------ THE DATA ------

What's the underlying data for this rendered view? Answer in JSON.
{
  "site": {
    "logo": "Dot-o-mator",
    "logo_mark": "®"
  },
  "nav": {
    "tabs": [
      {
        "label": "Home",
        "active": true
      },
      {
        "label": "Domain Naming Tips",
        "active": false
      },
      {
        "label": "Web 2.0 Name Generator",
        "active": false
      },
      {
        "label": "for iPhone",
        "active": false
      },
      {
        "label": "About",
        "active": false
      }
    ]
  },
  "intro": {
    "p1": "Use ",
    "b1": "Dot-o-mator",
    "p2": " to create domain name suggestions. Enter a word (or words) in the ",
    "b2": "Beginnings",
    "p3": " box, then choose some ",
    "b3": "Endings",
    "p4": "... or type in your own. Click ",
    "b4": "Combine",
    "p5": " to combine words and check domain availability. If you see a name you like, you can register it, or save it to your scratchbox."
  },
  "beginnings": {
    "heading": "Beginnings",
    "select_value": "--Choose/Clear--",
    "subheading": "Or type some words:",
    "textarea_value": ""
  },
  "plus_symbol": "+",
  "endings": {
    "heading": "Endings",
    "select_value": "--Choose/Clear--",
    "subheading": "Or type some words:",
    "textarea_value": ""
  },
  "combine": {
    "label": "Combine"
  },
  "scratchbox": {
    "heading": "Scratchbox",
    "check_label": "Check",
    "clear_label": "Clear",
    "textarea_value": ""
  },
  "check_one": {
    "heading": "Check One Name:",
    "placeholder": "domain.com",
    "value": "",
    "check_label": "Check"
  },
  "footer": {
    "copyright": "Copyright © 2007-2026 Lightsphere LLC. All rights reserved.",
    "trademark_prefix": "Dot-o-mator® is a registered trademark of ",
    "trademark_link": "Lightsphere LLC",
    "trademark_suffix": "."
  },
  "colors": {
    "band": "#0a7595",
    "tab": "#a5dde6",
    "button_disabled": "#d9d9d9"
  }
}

------

Extract from the material all lines containing the string "your".

TASK ANSWER —
    "p4": "... or type in your own. Click ",
    "p5": " to combine words and check domain availability. If you see a name you like, you can register it, or save it to your scratchbox."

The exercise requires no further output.